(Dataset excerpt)
****

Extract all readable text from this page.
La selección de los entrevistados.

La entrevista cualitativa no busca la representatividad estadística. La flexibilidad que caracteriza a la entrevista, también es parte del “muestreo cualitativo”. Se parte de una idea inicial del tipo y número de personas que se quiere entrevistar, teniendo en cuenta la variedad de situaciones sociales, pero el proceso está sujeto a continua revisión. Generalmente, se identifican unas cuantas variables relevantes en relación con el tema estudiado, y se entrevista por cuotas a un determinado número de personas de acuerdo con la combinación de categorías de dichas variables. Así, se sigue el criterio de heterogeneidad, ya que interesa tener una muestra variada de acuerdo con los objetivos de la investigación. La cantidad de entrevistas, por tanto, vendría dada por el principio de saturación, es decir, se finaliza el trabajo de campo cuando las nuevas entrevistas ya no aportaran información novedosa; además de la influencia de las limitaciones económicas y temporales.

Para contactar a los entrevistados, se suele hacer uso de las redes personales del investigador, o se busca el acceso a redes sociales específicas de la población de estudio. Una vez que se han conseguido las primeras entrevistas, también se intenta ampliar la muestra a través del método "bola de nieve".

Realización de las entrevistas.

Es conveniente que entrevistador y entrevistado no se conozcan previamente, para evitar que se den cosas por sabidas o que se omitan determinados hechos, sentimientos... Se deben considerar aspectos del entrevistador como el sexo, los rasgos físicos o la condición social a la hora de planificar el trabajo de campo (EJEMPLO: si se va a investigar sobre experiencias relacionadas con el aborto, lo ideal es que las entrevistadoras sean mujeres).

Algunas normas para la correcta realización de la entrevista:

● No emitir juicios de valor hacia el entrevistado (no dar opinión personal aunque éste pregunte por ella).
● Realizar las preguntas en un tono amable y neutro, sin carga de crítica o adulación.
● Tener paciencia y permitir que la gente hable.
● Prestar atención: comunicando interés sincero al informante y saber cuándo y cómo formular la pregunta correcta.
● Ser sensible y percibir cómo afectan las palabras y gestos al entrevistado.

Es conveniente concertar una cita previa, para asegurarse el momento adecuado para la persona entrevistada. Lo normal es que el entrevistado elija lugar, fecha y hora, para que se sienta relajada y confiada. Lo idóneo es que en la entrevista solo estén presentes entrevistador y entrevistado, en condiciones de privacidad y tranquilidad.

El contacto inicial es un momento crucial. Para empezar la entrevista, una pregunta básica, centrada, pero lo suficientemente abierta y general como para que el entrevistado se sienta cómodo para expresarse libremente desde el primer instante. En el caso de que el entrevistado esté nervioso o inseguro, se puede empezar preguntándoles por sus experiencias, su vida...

****

*Aim:*
Give every line of the material again, exactly as it reads.

*Full answer:*
Extract all readable text from this page.
La selección de los entrevistados.

La entrevista cualitativa no busca la representatividad estadística. La flexibilidad que caracteriza a la entrevista, también es parte del “muestreo cualitativo”. Se parte de una idea inicial del tipo y número de personas que se quiere entrevistar, teniendo en cuenta la variedad de situaciones sociales, pero el proceso está sujeto a continua revisión. Generalmente, se identifican unas cuantas variables relevantes en relación con el tema estudiado, y se entrevista por cuotas a un determinado número de personas de acuerdo con la combinación de categorías de dichas variables. Así, se sigue el criterio de heterogeneidad, ya que interesa tener una muestra variada de acuerdo con los objetivos de la investigación. La cantidad de entrevistas, por tanto, vendría dada por el principio de saturación, es decir, se finaliza el trabajo de campo cuando las nuevas entrevistas ya no aportaran información novedosa; además de la influencia de las limitaciones económicas y temporales.

Para contactar a los entrevistados, se suele hacer uso de las redes personales del investigador, o se busca el acceso a redes sociales específicas de la población de estudio. Una vez que se han conseguido las primeras entrevistas, también se intenta ampliar la muestra a través del método "bola de nieve".

Realización de las entrevistas.

Es conveniente que entrevistador y entrevistado no se conozcan previamente, para evitar que se den cosas por sabidas o que se omitan determinados hechos, sentimientos... Se deben considerar aspectos del entrevistador como el sexo, los rasgos físicos o la condición social a la hora de planificar el trabajo de campo (EJEMPLO: si se va a investigar sobre experiencias relacionadas con el aborto, lo ideal es que las entrevistadoras sean mujeres).

Algunas normas para la correcta realización de la entrevista:

● No emitir juicios de valor hacia el entrevistado (no dar opinión personal aunque éste pregunte por ella).
● Realizar las preguntas en un tono amable y neutro, sin carga de crítica o adulación.
● Tener paciencia y permitir que la gente hable.
● Prestar atención: comunicando interés sincero al informante y saber cuándo y cómo formular la pregunta correcta.
● Ser sensible y percibir cómo afectan las palabras y gestos al entrevistado.

Es conveniente concertar una cita previa, para asegurarse el momento adecuado para la persona entrevistada. Lo normal es que el entrevistado elija lugar, fecha y hora, para que se sienta relajada y confiada. Lo idóneo es que en la entrevista solo estén presentes entrevistador y entrevistado, en condiciones de privacidad y tranquilidad.

El contacto inicial es un momento crucial. Para empezar la entrevista, una pregunta básica, centrada, pero lo suficientemente abierta y general como para que el entrevistado se sienta cómodo para expresarse libremente desde el primer instante. En el caso de que el entrevistado esté nervioso o inseguro, se puede empezar preguntándoles por sus experiencias, su vida...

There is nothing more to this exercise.